**What the task requires:** Reproduce every record exactly as it appears, but not the pictures.

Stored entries
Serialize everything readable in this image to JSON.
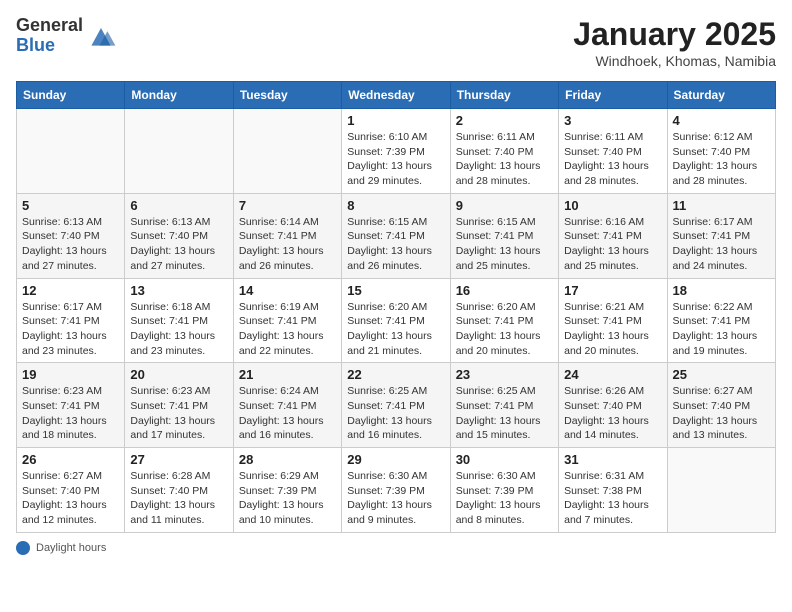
{
  "header": {
    "logo_general": "General",
    "logo_blue": "Blue",
    "month_title": "January 2025",
    "location": "Windhoek, Khomas, Namibia"
  },
  "calendar": {
    "days_header": [
      "Sunday",
      "Monday",
      "Tuesday",
      "Wednesday",
      "Thursday",
      "Friday",
      "Saturday"
    ],
    "weeks": [
      [
        {
          "day": "",
          "info": ""
        },
        {
          "day": "",
          "info": ""
        },
        {
          "day": "",
          "info": ""
        },
        {
          "day": "1",
          "info": "Sunrise: 6:10 AM\nSunset: 7:39 PM\nDaylight: 13 hours and 29 minutes."
        },
        {
          "day": "2",
          "info": "Sunrise: 6:11 AM\nSunset: 7:40 PM\nDaylight: 13 hours and 28 minutes."
        },
        {
          "day": "3",
          "info": "Sunrise: 6:11 AM\nSunset: 7:40 PM\nDaylight: 13 hours and 28 minutes."
        },
        {
          "day": "4",
          "info": "Sunrise: 6:12 AM\nSunset: 7:40 PM\nDaylight: 13 hours and 28 minutes."
        }
      ],
      [
        {
          "day": "5",
          "info": "Sunrise: 6:13 AM\nSunset: 7:40 PM\nDaylight: 13 hours and 27 minutes."
        },
        {
          "day": "6",
          "info": "Sunrise: 6:13 AM\nSunset: 7:40 PM\nDaylight: 13 hours and 27 minutes."
        },
        {
          "day": "7",
          "info": "Sunrise: 6:14 AM\nSunset: 7:41 PM\nDaylight: 13 hours and 26 minutes."
        },
        {
          "day": "8",
          "info": "Sunrise: 6:15 AM\nSunset: 7:41 PM\nDaylight: 13 hours and 26 minutes."
        },
        {
          "day": "9",
          "info": "Sunrise: 6:15 AM\nSunset: 7:41 PM\nDaylight: 13 hours and 25 minutes."
        },
        {
          "day": "10",
          "info": "Sunrise: 6:16 AM\nSunset: 7:41 PM\nDaylight: 13 hours and 25 minutes."
        },
        {
          "day": "11",
          "info": "Sunrise: 6:17 AM\nSunset: 7:41 PM\nDaylight: 13 hours and 24 minutes."
        }
      ],
      [
        {
          "day": "12",
          "info": "Sunrise: 6:17 AM\nSunset: 7:41 PM\nDaylight: 13 hours and 23 minutes."
        },
        {
          "day": "13",
          "info": "Sunrise: 6:18 AM\nSunset: 7:41 PM\nDaylight: 13 hours and 23 minutes."
        },
        {
          "day": "14",
          "info": "Sunrise: 6:19 AM\nSunset: 7:41 PM\nDaylight: 13 hours and 22 minutes."
        },
        {
          "day": "15",
          "info": "Sunrise: 6:20 AM\nSunset: 7:41 PM\nDaylight: 13 hours and 21 minutes."
        },
        {
          "day": "16",
          "info": "Sunrise: 6:20 AM\nSunset: 7:41 PM\nDaylight: 13 hours and 20 minutes."
        },
        {
          "day": "17",
          "info": "Sunrise: 6:21 AM\nSunset: 7:41 PM\nDaylight: 13 hours and 20 minutes."
        },
        {
          "day": "18",
          "info": "Sunrise: 6:22 AM\nSunset: 7:41 PM\nDaylight: 13 hours and 19 minutes."
        }
      ],
      [
        {
          "day": "19",
          "info": "Sunrise: 6:23 AM\nSunset: 7:41 PM\nDaylight: 13 hours and 18 minutes."
        },
        {
          "day": "20",
          "info": "Sunrise: 6:23 AM\nSunset: 7:41 PM\nDaylight: 13 hours and 17 minutes."
        },
        {
          "day": "21",
          "info": "Sunrise: 6:24 AM\nSunset: 7:41 PM\nDaylight: 13 hours and 16 minutes."
        },
        {
          "day": "22",
          "info": "Sunrise: 6:25 AM\nSunset: 7:41 PM\nDaylight: 13 hours and 16 minutes."
        },
        {
          "day": "23",
          "info": "Sunrise: 6:25 AM\nSunset: 7:41 PM\nDaylight: 13 hours and 15 minutes."
        },
        {
          "day": "24",
          "info": "Sunrise: 6:26 AM\nSunset: 7:40 PM\nDaylight: 13 hours and 14 minutes."
        },
        {
          "day": "25",
          "info": "Sunrise: 6:27 AM\nSunset: 7:40 PM\nDaylight: 13 hours and 13 minutes."
        }
      ],
      [
        {
          "day": "26",
          "info": "Sunrise: 6:27 AM\nSunset: 7:40 PM\nDaylight: 13 hours and 12 minutes."
        },
        {
          "day": "27",
          "info": "Sunrise: 6:28 AM\nSunset: 7:40 PM\nDaylight: 13 hours and 11 minutes."
        },
        {
          "day": "28",
          "info": "Sunrise: 6:29 AM\nSunset: 7:39 PM\nDaylight: 13 hours and 10 minutes."
        },
        {
          "day": "29",
          "info": "Sunrise: 6:30 AM\nSunset: 7:39 PM\nDaylight: 13 hours and 9 minutes."
        },
        {
          "day": "30",
          "info": "Sunrise: 6:30 AM\nSunset: 7:39 PM\nDaylight: 13 hours and 8 minutes."
        },
        {
          "day": "31",
          "info": "Sunrise: 6:31 AM\nSunset: 7:38 PM\nDaylight: 13 hours and 7 minutes."
        },
        {
          "day": "",
          "info": ""
        }
      ]
    ]
  },
  "footer": {
    "daylight_label": "Daylight hours"
  }
}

**Exercise output:**
Serialize everything readable in this image to JSON.
{
  "header": {
    "logo_general": "General",
    "logo_blue": "Blue",
    "month_title": "January 2025",
    "location": "Windhoek, Khomas, Namibia"
  },
  "calendar": {
    "days_header": [
      "Sunday",
      "Monday",
      "Tuesday",
      "Wednesday",
      "Thursday",
      "Friday",
      "Saturday"
    ],
    "weeks": [
      [
        {
          "day": "",
          "info": ""
        },
        {
          "day": "",
          "info": ""
        },
        {
          "day": "",
          "info": ""
        },
        {
          "day": "1",
          "info": "Sunrise: 6:10 AM\nSunset: 7:39 PM\nDaylight: 13 hours and 29 minutes."
        },
        {
          "day": "2",
          "info": "Sunrise: 6:11 AM\nSunset: 7:40 PM\nDaylight: 13 hours and 28 minutes."
        },
        {
          "day": "3",
          "info": "Sunrise: 6:11 AM\nSunset: 7:40 PM\nDaylight: 13 hours and 28 minutes."
        },
        {
          "day": "4",
          "info": "Sunrise: 6:12 AM\nSunset: 7:40 PM\nDaylight: 13 hours and 28 minutes."
        }
      ],
      [
        {
          "day": "5",
          "info": "Sunrise: 6:13 AM\nSunset: 7:40 PM\nDaylight: 13 hours and 27 minutes."
        },
        {
          "day": "6",
          "info": "Sunrise: 6:13 AM\nSunset: 7:40 PM\nDaylight: 13 hours and 27 minutes."
        },
        {
          "day": "7",
          "info": "Sunrise: 6:14 AM\nSunset: 7:41 PM\nDaylight: 13 hours and 26 minutes."
        },
        {
          "day": "8",
          "info": "Sunrise: 6:15 AM\nSunset: 7:41 PM\nDaylight: 13 hours and 26 minutes."
        },
        {
          "day": "9",
          "info": "Sunrise: 6:15 AM\nSunset: 7:41 PM\nDaylight: 13 hours and 25 minutes."
        },
        {
          "day": "10",
          "info": "Sunrise: 6:16 AM\nSunset: 7:41 PM\nDaylight: 13 hours and 25 minutes."
        },
        {
          "day": "11",
          "info": "Sunrise: 6:17 AM\nSunset: 7:41 PM\nDaylight: 13 hours and 24 minutes."
        }
      ],
      [
        {
          "day": "12",
          "info": "Sunrise: 6:17 AM\nSunset: 7:41 PM\nDaylight: 13 hours and 23 minutes."
        },
        {
          "day": "13",
          "info": "Sunrise: 6:18 AM\nSunset: 7:41 PM\nDaylight: 13 hours and 23 minutes."
        },
        {
          "day": "14",
          "info": "Sunrise: 6:19 AM\nSunset: 7:41 PM\nDaylight: 13 hours and 22 minutes."
        },
        {
          "day": "15",
          "info": "Sunrise: 6:20 AM\nSunset: 7:41 PM\nDaylight: 13 hours and 21 minutes."
        },
        {
          "day": "16",
          "info": "Sunrise: 6:20 AM\nSunset: 7:41 PM\nDaylight: 13 hours and 20 minutes."
        },
        {
          "day": "17",
          "info": "Sunrise: 6:21 AM\nSunset: 7:41 PM\nDaylight: 13 hours and 20 minutes."
        },
        {
          "day": "18",
          "info": "Sunrise: 6:22 AM\nSunset: 7:41 PM\nDaylight: 13 hours and 19 minutes."
        }
      ],
      [
        {
          "day": "19",
          "info": "Sunrise: 6:23 AM\nSunset: 7:41 PM\nDaylight: 13 hours and 18 minutes."
        },
        {
          "day": "20",
          "info": "Sunrise: 6:23 AM\nSunset: 7:41 PM\nDaylight: 13 hours and 17 minutes."
        },
        {
          "day": "21",
          "info": "Sunrise: 6:24 AM\nSunset: 7:41 PM\nDaylight: 13 hours and 16 minutes."
        },
        {
          "day": "22",
          "info": "Sunrise: 6:25 AM\nSunset: 7:41 PM\nDaylight: 13 hours and 16 minutes."
        },
        {
          "day": "23",
          "info": "Sunrise: 6:25 AM\nSunset: 7:41 PM\nDaylight: 13 hours and 15 minutes."
        },
        {
          "day": "24",
          "info": "Sunrise: 6:26 AM\nSunset: 7:40 PM\nDaylight: 13 hours and 14 minutes."
        },
        {
          "day": "25",
          "info": "Sunrise: 6:27 AM\nSunset: 7:40 PM\nDaylight: 13 hours and 13 minutes."
        }
      ],
      [
        {
          "day": "26",
          "info": "Sunrise: 6:27 AM\nSunset: 7:40 PM\nDaylight: 13 hours and 12 minutes."
        },
        {
          "day": "27",
          "info": "Sunrise: 6:28 AM\nSunset: 7:40 PM\nDaylight: 13 hours and 11 minutes."
        },
        {
          "day": "28",
          "info": "Sunrise: 6:29 AM\nSunset: 7:39 PM\nDaylight: 13 hours and 10 minutes."
        },
        {
          "day": "29",
          "info": "Sunrise: 6:30 AM\nSunset: 7:39 PM\nDaylight: 13 hours and 9 minutes."
        },
        {
          "day": "30",
          "info": "Sunrise: 6:30 AM\nSunset: 7:39 PM\nDaylight: 13 hours and 8 minutes."
        },
        {
          "day": "31",
          "info": "Sunrise: 6:31 AM\nSunset: 7:38 PM\nDaylight: 13 hours and 7 minutes."
        },
        {
          "day": "",
          "info": ""
        }
      ]
    ]
  },
  "footer": {
    "daylight_label": "Daylight hours"
  }
}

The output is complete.